▶ [DIRECTIONS FOR THIS TASK] Take the entries below and reproduce them word for word.

▶ [RECORDS]
§ §

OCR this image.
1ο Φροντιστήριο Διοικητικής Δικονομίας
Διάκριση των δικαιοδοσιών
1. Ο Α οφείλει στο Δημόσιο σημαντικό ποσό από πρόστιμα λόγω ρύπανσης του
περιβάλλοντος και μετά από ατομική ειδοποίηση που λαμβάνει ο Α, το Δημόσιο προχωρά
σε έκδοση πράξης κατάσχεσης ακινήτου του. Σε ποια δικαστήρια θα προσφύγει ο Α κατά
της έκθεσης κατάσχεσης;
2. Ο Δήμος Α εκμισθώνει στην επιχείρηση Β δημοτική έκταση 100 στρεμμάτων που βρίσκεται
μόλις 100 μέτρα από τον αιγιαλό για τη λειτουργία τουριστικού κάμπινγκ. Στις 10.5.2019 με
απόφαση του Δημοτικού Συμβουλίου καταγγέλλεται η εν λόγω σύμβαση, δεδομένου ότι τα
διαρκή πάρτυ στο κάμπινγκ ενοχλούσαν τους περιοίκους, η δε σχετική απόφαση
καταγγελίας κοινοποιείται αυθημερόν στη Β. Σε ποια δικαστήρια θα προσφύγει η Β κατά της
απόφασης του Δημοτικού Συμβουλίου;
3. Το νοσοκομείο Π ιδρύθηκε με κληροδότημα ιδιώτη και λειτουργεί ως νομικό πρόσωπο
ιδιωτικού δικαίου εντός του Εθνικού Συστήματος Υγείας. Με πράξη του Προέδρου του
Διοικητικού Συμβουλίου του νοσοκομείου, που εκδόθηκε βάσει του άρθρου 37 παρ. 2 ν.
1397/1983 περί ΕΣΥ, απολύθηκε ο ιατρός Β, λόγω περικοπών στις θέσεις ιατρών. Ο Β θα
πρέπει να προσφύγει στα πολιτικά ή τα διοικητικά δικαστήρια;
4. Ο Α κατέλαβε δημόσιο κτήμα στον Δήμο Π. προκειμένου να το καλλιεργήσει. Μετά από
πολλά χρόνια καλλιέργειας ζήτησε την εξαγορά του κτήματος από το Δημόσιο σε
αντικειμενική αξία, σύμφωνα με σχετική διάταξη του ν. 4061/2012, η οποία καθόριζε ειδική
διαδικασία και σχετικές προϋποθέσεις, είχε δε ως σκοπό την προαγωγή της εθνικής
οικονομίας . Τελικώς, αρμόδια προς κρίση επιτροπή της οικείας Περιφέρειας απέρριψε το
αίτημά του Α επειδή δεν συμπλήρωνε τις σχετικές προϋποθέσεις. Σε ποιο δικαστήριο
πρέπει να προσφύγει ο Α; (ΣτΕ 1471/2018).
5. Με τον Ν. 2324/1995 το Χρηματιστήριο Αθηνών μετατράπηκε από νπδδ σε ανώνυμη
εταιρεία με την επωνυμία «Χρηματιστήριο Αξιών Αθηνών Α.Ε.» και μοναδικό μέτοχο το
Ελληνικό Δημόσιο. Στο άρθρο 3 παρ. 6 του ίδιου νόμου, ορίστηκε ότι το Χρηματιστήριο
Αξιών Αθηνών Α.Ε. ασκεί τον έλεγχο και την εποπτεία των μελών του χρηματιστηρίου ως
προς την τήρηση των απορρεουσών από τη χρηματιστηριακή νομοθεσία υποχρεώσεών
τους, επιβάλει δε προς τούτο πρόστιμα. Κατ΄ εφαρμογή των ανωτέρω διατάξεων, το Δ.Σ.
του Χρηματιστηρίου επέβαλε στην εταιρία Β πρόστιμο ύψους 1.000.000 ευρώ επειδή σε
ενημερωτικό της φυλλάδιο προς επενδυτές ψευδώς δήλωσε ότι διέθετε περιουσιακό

§ §

▶ [OUTPUT]
OCR this image.
1ο Φροντιστήριο Διοικητικής Δικονομίας
Διάκριση των δικαιοδοσιών
1. Ο Α οφείλει στο Δημόσιο σημαντικό ποσό από πρόστιμα λόγω ρύπανσης του
περιβάλλοντος και μετά από ατομική ειδοποίηση που λαμβάνει ο Α, το Δημόσιο προχωρά
σε έκδοση πράξης κατάσχεσης ακινήτου του. Σε ποια δικαστήρια θα προσφύγει ο Α κατά
της έκθεσης κατάσχεσης;
2. Ο Δήμος Α εκμισθώνει στην επιχείρηση Β δημοτική έκταση 100 στρεμμάτων που βρίσκεται
μόλις 100 μέτρα από τον αιγιαλό για τη λειτουργία τουριστικού κάμπινγκ. Στις 10.5.2019 με
απόφαση του Δημοτικού Συμβουλίου καταγγέλλεται η εν λόγω σύμβαση, δεδομένου ότι τα
διαρκή πάρτυ στο κάμπινγκ ενοχλούσαν τους περιοίκους, η δε σχετική απόφαση
καταγγελίας κοινοποιείται αυθημερόν στη Β. Σε ποια δικαστήρια θα προσφύγει η Β κατά της
απόφασης του Δημοτικού Συμβουλίου;
3. Το νοσοκομείο Π ιδρύθηκε με κληροδότημα ιδιώτη και λειτουργεί ως νομικό πρόσωπο
ιδιωτικού δικαίου εντός του Εθνικού Συστήματος Υγείας. Με πράξη του Προέδρου του
Διοικητικού Συμβουλίου του νοσοκομείου, που εκδόθηκε βάσει του άρθρου 37 παρ. 2 ν.
1397/1983 περί ΕΣΥ, απολύθηκε ο ιατρός Β, λόγω περικοπών στις θέσεις ιατρών. Ο Β θα
πρέπει να προσφύγει στα πολιτικά ή τα διοικητικά δικαστήρια;
4. Ο Α κατέλαβε δημόσιο κτήμα στον Δήμο Π. προκειμένου να το καλλιεργήσει. Μετά από
πολλά χρόνια καλλιέργειας ζήτησε την εξαγορά του κτήματος από το Δημόσιο σε
αντικειμενική αξία, σύμφωνα με σχετική διάταξη του ν. 4061/2012, η οποία καθόριζε ειδική
διαδικασία και σχετικές προϋποθέσεις, είχε δε ως σκοπό την προαγωγή της εθνικής
οικονομίας . Τελικώς, αρμόδια προς κρίση επιτροπή της οικείας Περιφέρειας απέρριψε το
αίτημά του Α επειδή δεν συμπλήρωνε τις σχετικές προϋποθέσεις. Σε ποιο δικαστήριο
πρέπει να προσφύγει ο Α; (ΣτΕ 1471/2018).
5. Με τον Ν. 2324/1995 το Χρηματιστήριο Αθηνών μετατράπηκε από νπδδ σε ανώνυμη
εταιρεία με την επωνυμία «Χρηματιστήριο Αξιών Αθηνών Α.Ε.» και μοναδικό μέτοχο το
Ελληνικό Δημόσιο. Στο άρθρο 3 παρ. 6 του ίδιου νόμου, ορίστηκε ότι το Χρηματιστήριο
Αξιών Αθηνών Α.Ε. ασκεί τον έλεγχο και την εποπτεία των μελών του χρηματιστηρίου ως
προς την τήρηση των απορρεουσών από τη χρηματιστηριακή νομοθεσία υποχρεώσεών
τους, επιβάλει δε προς τούτο πρόστιμα. Κατ΄ εφαρμογή των ανωτέρω διατάξεων, το Δ.Σ.
του Χρηματιστηρίου επέβαλε στην εταιρία Β πρόστιμο ύψους 1.000.000 ευρώ επειδή σε
ενημερωτικό της φυλλάδιο προς επενδυτές ψευδώς δήλωσε ότι διέθετε περιουσιακό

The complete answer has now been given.